GIVEN PROBLEM >> What follows is a listing to be transcribed exactly.

Data entries:
**********
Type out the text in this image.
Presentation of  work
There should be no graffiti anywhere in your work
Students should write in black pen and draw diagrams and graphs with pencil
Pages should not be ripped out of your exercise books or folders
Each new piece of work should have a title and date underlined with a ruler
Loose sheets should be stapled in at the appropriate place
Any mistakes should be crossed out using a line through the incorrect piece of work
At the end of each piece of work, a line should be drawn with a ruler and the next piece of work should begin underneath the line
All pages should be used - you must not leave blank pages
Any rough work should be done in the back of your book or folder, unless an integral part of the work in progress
**********
SOLUTION >>
Type out the text in this image.
Presentation of  work
There should be no graffiti anywhere in your work
Students should write in black pen and draw diagrams and graphs with pencil
Pages should not be ripped out of your exercise books or folders
Each new piece of work should have a title and date underlined with a ruler
Loose sheets should be stapled in at the appropriate place
Any mistakes should be crossed out using a line through the incorrect piece of work
At the end of each piece of work, a line should be drawn with a ruler and the next piece of work should begin underneath the line
All pages should be used - you must not leave blank pages
Any rough work should be done in the back of your book or folder, unless an integral part of the work in progress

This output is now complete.